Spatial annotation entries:

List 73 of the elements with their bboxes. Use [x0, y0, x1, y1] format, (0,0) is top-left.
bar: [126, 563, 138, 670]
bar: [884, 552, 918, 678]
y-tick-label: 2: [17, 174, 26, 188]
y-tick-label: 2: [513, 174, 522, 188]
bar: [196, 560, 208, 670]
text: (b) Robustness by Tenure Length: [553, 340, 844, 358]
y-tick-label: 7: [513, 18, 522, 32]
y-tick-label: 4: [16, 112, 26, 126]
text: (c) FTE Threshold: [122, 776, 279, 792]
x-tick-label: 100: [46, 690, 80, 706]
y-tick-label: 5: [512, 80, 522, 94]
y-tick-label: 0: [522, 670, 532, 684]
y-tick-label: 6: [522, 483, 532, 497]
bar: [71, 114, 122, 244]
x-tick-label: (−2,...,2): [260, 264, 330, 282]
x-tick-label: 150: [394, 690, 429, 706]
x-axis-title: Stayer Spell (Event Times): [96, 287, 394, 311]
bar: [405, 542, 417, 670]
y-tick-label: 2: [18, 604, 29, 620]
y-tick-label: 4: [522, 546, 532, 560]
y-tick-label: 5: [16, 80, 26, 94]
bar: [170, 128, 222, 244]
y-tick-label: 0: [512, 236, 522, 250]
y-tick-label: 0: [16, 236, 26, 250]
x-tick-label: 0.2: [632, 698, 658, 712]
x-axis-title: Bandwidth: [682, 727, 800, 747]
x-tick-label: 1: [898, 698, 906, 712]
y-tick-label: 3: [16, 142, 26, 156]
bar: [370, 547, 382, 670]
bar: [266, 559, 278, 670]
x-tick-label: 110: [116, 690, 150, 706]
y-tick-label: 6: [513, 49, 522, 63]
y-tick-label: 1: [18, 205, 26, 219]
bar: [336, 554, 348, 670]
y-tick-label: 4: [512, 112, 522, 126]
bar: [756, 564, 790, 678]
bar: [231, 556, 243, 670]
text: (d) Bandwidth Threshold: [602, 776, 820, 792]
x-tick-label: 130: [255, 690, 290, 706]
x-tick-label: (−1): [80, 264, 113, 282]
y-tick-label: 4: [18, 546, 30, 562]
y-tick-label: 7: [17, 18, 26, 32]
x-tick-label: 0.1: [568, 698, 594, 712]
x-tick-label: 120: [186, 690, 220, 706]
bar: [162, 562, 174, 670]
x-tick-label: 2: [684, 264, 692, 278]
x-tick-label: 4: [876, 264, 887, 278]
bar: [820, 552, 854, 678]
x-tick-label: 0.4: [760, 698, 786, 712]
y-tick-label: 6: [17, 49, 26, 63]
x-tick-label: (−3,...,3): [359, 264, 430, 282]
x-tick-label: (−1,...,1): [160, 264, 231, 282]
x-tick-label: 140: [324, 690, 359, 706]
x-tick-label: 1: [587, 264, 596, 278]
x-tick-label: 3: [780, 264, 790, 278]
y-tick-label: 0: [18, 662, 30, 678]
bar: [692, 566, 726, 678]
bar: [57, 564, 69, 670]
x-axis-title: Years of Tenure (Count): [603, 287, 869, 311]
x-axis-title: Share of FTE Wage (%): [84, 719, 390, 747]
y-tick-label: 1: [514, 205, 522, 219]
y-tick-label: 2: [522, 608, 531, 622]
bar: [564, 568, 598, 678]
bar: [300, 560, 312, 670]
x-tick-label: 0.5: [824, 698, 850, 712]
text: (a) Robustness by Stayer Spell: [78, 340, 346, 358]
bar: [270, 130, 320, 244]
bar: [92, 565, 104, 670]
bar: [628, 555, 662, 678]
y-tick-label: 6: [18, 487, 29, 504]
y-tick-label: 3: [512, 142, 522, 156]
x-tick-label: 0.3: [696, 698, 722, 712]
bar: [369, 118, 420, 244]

What you are asked to do:
Recast every line of the rows above as a Markdown table with the columns "No." and "Line", giving each line's number and its text and skipping any blank lines.

Expected answer:
| No. | Line |
|---|---|
| 1 | List 73 of the elements with their bboxes. Use [x0, y0, x1, y1] format, (0,0) is top-left. |
| 2 | bar: [126, 563, 138, 670] |
| 3 | bar: [884, 552, 918, 678] |
| 4 | y-tick-label: 2: [17, 174, 26, 188] |
| 5 | y-tick-label: 2: [513, 174, 522, 188] |
| 6 | bar: [196, 560, 208, 670] |
| 7 | text: (b) Robustness by Tenure Length: [553, 340, 844, 358] |
| 8 | y-tick-label: 7: [513, 18, 522, 32] |
| 9 | y-tick-label: 4: [16, 112, 26, 126] |
| 10 | text: (c) FTE Threshold: [122, 776, 279, 792] |
| 11 | x-tick-label: 100: [46, 690, 80, 706] |
| 12 | y-tick-label: 5: [512, 80, 522, 94] |
| 13 | y-tick-label: 0: [522, 670, 532, 684] |
| 14 | y-tick-label: 6: [522, 483, 532, 497] |
| 15 | bar: [71, 114, 122, 244] |
| 16 | x-tick-label: (−2,...,2): [260, 264, 330, 282] |
| 17 | x-tick-label: 150: [394, 690, 429, 706] |
| 18 | x-axis-title: Stayer Spell (Event Times): [96, 287, 394, 311] |
| 19 | bar: [405, 542, 417, 670] |
| 20 | y-tick-label: 2: [18, 604, 29, 620] |
| 21 | y-tick-label: 4: [522, 546, 532, 560] |
| 22 | y-tick-label: 5: [16, 80, 26, 94] |
| 23 | bar: [170, 128, 222, 244] |
| 24 | y-tick-label: 0: [512, 236, 522, 250] |
| 25 | y-tick-label: 0: [16, 236, 26, 250] |
| 26 | x-tick-label: 0.2: [632, 698, 658, 712] |
| 27 | x-axis-title: Bandwidth: [682, 727, 800, 747] |
| 28 | x-tick-label: 1: [898, 698, 906, 712] |
| 29 | y-tick-label: 3: [16, 142, 26, 156] |
| 30 | bar: [370, 547, 382, 670] |
| 31 | bar: [266, 559, 278, 670] |
| 32 | x-tick-label: 110: [116, 690, 150, 706] |
| 33 | y-tick-label: 6: [513, 49, 522, 63] |
| 34 | y-tick-label: 1: [18, 205, 26, 219] |
| 35 | bar: [336, 554, 348, 670] |
| 36 | y-tick-label: 4: [512, 112, 522, 126] |
| 37 | bar: [756, 564, 790, 678] |
| 38 | bar: [231, 556, 243, 670] |
| 39 | text: (d) Bandwidth Threshold: [602, 776, 820, 792] |
| 40 | x-tick-label: 130: [255, 690, 290, 706] |
| 41 | x-tick-label: (−1): [80, 264, 113, 282] |
| 42 | y-tick-label: 4: [18, 546, 30, 562] |
| 43 | y-tick-label: 7: [17, 18, 26, 32] |
| 44 | x-tick-label: 0.1: [568, 698, 594, 712] |
| 45 | x-tick-label: 120: [186, 690, 220, 706] |
| 46 | bar: [162, 562, 174, 670] |
| 47 | x-tick-label: 2: [684, 264, 692, 278] |
| 48 | x-tick-label: 4: [876, 264, 887, 278] |
| 49 | bar: [820, 552, 854, 678] |
| 50 | x-tick-label: 0.4: [760, 698, 786, 712] |
| 51 | y-tick-label: 6: [17, 49, 26, 63] |
| 52 | x-tick-label: (−3,...,3): [359, 264, 430, 282] |
| 53 | x-tick-label: (−1,...,1): [160, 264, 231, 282] |
| 54 | x-tick-label: 140: [324, 690, 359, 706] |
| 55 | x-tick-label: 1: [587, 264, 596, 278] |
| 56 | x-tick-label: 3: [780, 264, 790, 278] |
| 57 | y-tick-label: 0: [18, 662, 30, 678] |
| 58 | bar: [692, 566, 726, 678] |
| 59 | bar: [57, 564, 69, 670] |
| 60 | x-axis-title: Years of Tenure (Count): [603, 287, 869, 311] |
| 61 | x-axis-title: Share of FTE Wage (%): [84, 719, 390, 747] |
| 62 | y-tick-label: 1: [514, 205, 522, 219] |
| 63 | y-tick-label: 2: [522, 608, 531, 622] |
| 64 | bar: [564, 568, 598, 678] |
| 65 | bar: [300, 560, 312, 670] |
| 66 | x-tick-label: 0.5: [824, 698, 850, 712] |
| 67 | text: (a) Robustness by Stayer Spell: [78, 340, 346, 358] |
| 68 | bar: [270, 130, 320, 244] |
| 69 | bar: [92, 565, 104, 670] |
| 70 | bar: [628, 555, 662, 678] |
| 71 | y-tick-label: 6: [18, 487, 29, 504] |
| 72 | y-tick-label: 3: [512, 142, 522, 156] |
| 73 | x-tick-label: 0.3: [696, 698, 722, 712] |
| 74 | bar: [369, 118, 420, 244] |